**INSTRUCTIONS FOR THE TASK**
Identify all lines in the data containing the string "archived". Copy them out.

**Stored entries**
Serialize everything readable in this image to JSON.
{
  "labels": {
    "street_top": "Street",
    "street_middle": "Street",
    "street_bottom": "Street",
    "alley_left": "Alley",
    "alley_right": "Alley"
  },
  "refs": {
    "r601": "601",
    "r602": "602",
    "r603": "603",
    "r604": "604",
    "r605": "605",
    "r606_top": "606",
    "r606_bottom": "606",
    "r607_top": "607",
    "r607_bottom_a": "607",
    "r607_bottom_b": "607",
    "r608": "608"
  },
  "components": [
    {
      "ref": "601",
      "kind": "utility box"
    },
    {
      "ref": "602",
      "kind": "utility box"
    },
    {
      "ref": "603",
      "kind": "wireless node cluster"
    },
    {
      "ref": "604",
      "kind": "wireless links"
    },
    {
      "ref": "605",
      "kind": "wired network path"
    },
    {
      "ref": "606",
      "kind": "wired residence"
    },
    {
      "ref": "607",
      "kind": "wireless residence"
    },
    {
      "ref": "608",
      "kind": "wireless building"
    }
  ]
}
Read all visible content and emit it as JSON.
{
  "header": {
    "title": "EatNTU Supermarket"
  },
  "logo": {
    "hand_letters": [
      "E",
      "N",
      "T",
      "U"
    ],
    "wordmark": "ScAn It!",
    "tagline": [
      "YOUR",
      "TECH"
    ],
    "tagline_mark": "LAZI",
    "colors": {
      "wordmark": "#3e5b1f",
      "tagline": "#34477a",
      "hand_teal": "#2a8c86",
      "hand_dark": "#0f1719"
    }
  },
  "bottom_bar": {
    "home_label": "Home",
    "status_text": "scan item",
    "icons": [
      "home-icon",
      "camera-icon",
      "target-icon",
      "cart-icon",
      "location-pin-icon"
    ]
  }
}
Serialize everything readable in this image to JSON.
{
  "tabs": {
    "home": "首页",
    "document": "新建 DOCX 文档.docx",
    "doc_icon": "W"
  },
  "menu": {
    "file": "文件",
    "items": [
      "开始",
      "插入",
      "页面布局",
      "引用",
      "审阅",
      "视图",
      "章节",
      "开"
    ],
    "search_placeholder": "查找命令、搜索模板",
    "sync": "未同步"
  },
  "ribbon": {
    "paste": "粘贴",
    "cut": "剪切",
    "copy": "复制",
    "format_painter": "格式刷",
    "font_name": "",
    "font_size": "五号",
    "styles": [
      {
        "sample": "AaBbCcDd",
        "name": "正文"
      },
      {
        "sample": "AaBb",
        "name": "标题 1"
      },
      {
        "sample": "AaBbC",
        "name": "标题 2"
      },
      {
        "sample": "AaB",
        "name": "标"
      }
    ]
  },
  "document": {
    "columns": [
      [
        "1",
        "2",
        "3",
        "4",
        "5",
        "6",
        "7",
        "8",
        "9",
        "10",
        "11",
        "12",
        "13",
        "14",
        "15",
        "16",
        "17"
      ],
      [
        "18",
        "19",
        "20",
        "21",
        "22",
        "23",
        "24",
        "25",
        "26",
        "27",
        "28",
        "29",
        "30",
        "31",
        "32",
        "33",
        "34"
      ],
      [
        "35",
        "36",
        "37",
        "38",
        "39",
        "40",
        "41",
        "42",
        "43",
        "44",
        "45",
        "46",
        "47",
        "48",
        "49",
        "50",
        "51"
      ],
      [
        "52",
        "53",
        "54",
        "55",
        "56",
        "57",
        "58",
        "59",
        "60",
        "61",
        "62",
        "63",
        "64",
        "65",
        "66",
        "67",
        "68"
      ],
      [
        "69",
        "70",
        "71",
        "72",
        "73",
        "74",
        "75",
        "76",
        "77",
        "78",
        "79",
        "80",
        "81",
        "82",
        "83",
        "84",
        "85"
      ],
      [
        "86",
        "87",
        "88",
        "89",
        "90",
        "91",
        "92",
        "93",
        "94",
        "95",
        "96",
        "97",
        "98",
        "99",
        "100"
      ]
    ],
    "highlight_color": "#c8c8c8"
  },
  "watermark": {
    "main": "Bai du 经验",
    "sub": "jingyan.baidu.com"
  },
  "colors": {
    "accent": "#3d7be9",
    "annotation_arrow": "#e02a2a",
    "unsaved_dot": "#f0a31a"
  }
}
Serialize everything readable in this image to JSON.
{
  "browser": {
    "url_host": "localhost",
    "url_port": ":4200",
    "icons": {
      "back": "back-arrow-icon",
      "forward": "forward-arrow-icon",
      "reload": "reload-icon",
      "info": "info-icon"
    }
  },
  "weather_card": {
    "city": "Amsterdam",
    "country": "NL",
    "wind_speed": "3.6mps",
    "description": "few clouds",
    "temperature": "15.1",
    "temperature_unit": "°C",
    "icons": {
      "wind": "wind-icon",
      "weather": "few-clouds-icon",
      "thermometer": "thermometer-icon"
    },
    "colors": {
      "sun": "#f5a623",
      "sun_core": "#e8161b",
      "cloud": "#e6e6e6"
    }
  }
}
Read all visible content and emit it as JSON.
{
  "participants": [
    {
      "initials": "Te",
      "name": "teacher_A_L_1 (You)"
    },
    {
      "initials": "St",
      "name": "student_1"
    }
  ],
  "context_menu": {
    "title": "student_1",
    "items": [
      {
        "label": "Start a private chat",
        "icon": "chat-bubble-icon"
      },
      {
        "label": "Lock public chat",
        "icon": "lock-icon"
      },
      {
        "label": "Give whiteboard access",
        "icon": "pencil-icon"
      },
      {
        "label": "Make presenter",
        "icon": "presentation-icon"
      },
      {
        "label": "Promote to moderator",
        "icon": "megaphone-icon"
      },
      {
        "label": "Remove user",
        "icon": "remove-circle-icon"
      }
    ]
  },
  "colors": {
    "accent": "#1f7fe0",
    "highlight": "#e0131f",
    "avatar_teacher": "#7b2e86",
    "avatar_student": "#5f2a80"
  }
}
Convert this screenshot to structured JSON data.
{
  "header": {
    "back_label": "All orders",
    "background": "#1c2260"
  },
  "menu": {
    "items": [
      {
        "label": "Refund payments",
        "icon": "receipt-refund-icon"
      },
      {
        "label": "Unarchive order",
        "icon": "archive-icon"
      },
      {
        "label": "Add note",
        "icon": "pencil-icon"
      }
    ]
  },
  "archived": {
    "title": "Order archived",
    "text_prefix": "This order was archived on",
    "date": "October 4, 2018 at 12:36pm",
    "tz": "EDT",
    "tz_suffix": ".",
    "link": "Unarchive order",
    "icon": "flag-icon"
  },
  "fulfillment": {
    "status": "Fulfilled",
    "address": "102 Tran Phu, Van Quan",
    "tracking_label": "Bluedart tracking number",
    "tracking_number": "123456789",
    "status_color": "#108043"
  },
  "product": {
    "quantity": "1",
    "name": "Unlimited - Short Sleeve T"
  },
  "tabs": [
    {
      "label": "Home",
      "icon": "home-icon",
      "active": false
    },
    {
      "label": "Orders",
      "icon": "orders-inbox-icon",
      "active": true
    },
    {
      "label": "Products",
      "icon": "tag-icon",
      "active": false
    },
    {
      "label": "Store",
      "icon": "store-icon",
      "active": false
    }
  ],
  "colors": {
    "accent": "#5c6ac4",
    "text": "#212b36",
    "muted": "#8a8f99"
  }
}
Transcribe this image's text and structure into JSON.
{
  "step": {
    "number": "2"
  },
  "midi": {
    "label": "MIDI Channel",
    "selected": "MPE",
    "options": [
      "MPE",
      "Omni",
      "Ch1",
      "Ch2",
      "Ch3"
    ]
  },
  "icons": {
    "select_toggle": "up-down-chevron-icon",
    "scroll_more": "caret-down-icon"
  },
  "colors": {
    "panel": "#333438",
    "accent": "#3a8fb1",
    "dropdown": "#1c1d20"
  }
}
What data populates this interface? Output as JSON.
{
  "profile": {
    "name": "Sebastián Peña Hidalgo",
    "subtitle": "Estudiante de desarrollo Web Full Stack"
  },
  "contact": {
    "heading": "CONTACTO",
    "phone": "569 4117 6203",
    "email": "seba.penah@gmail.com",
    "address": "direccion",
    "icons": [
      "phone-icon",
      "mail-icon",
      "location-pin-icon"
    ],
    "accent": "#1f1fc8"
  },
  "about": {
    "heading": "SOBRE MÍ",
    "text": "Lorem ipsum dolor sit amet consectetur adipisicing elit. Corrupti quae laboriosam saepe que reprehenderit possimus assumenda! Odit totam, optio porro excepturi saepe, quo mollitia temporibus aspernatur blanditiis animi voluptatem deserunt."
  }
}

**TASK RESULT**
  "archived": {
    "title": "Order archived",
    "text_prefix": "This order was archived on",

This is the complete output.